- [Goal]: Locate and copy each line in the data that contains the word "Content".

======== Given records ========

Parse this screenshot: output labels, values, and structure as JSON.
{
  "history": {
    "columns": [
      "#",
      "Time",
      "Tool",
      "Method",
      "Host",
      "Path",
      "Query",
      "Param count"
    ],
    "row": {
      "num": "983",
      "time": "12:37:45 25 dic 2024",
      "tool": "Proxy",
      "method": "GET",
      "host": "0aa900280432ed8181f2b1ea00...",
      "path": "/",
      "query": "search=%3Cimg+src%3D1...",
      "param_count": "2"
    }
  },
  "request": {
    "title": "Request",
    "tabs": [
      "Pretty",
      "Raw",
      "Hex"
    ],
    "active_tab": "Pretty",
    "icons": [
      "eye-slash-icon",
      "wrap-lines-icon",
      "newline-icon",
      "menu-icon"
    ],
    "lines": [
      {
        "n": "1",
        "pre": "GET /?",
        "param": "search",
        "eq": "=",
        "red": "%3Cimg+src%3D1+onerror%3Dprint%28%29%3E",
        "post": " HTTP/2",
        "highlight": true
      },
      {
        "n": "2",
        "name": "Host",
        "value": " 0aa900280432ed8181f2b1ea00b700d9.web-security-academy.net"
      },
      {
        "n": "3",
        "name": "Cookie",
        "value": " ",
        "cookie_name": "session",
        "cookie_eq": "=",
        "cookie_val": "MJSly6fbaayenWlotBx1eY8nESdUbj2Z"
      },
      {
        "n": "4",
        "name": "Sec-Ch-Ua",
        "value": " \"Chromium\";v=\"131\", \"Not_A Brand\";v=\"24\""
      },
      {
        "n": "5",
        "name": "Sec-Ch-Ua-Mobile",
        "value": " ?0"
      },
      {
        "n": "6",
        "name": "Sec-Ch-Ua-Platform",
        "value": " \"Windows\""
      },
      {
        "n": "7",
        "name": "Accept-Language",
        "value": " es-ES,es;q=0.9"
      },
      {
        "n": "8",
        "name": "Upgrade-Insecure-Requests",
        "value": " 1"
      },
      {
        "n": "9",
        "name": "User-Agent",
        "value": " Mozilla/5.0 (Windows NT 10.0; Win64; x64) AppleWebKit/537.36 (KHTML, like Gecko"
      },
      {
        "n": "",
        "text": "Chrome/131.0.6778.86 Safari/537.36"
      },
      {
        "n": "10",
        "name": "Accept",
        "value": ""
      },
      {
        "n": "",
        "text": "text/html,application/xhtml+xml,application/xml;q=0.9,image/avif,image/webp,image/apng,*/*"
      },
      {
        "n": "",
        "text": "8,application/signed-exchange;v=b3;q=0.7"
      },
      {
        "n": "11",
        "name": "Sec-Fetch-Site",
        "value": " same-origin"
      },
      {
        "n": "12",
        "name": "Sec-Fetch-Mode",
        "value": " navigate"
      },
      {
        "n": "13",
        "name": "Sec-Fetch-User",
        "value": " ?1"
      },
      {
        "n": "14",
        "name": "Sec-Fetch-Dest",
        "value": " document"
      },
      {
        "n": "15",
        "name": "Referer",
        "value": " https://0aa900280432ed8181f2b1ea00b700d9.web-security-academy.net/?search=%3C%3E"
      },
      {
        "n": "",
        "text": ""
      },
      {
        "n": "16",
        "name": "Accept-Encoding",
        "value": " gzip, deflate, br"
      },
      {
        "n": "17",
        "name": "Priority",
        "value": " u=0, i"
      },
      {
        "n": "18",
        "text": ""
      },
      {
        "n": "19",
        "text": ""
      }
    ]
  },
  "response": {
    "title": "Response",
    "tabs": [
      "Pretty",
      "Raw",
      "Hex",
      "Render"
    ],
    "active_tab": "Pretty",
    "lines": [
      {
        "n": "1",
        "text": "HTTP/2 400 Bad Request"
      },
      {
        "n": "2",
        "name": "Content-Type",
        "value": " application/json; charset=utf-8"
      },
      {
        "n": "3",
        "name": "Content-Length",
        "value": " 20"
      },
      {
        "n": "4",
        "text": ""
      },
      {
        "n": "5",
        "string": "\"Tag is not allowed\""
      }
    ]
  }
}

========
======== Given records ========

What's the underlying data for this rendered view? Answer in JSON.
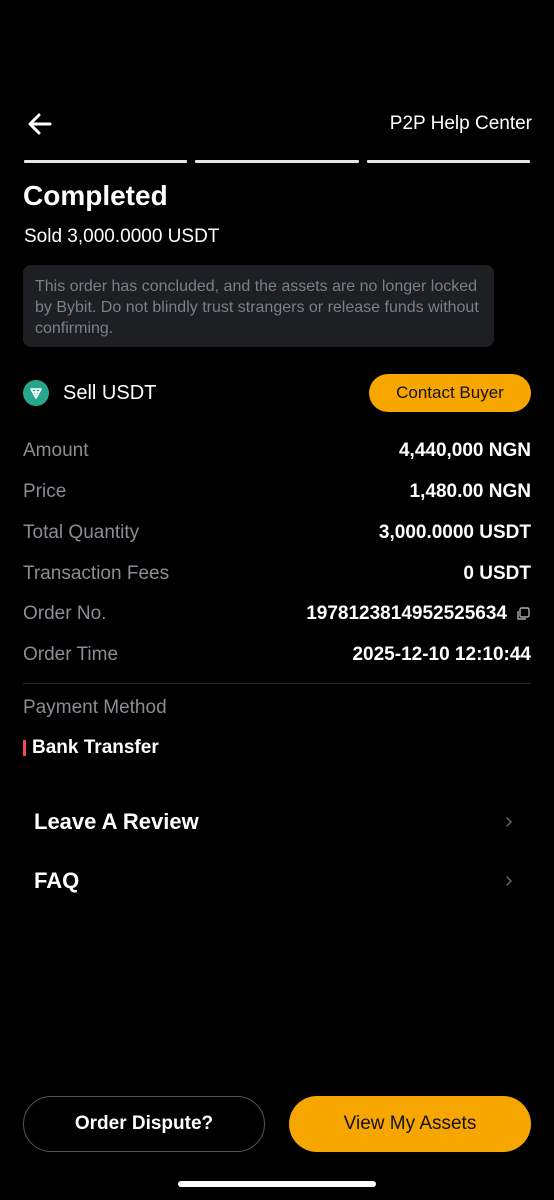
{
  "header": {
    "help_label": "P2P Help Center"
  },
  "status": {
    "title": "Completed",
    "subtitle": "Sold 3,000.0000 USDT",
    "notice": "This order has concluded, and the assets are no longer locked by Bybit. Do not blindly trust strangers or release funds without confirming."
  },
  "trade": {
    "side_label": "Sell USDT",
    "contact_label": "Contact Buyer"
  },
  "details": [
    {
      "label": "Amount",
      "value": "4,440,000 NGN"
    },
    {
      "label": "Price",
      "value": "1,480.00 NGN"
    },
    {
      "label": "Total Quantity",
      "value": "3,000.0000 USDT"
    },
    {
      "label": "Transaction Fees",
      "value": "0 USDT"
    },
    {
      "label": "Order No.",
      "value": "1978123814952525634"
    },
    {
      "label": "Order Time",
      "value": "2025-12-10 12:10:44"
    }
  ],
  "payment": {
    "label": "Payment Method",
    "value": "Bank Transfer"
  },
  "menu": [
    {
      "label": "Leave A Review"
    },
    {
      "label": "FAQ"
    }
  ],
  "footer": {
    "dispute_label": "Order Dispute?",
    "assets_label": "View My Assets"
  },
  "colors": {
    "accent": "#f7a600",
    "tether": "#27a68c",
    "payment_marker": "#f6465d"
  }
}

========

- [Task answer]:
        "name": "Content-Type",
        "name": "Content-Length",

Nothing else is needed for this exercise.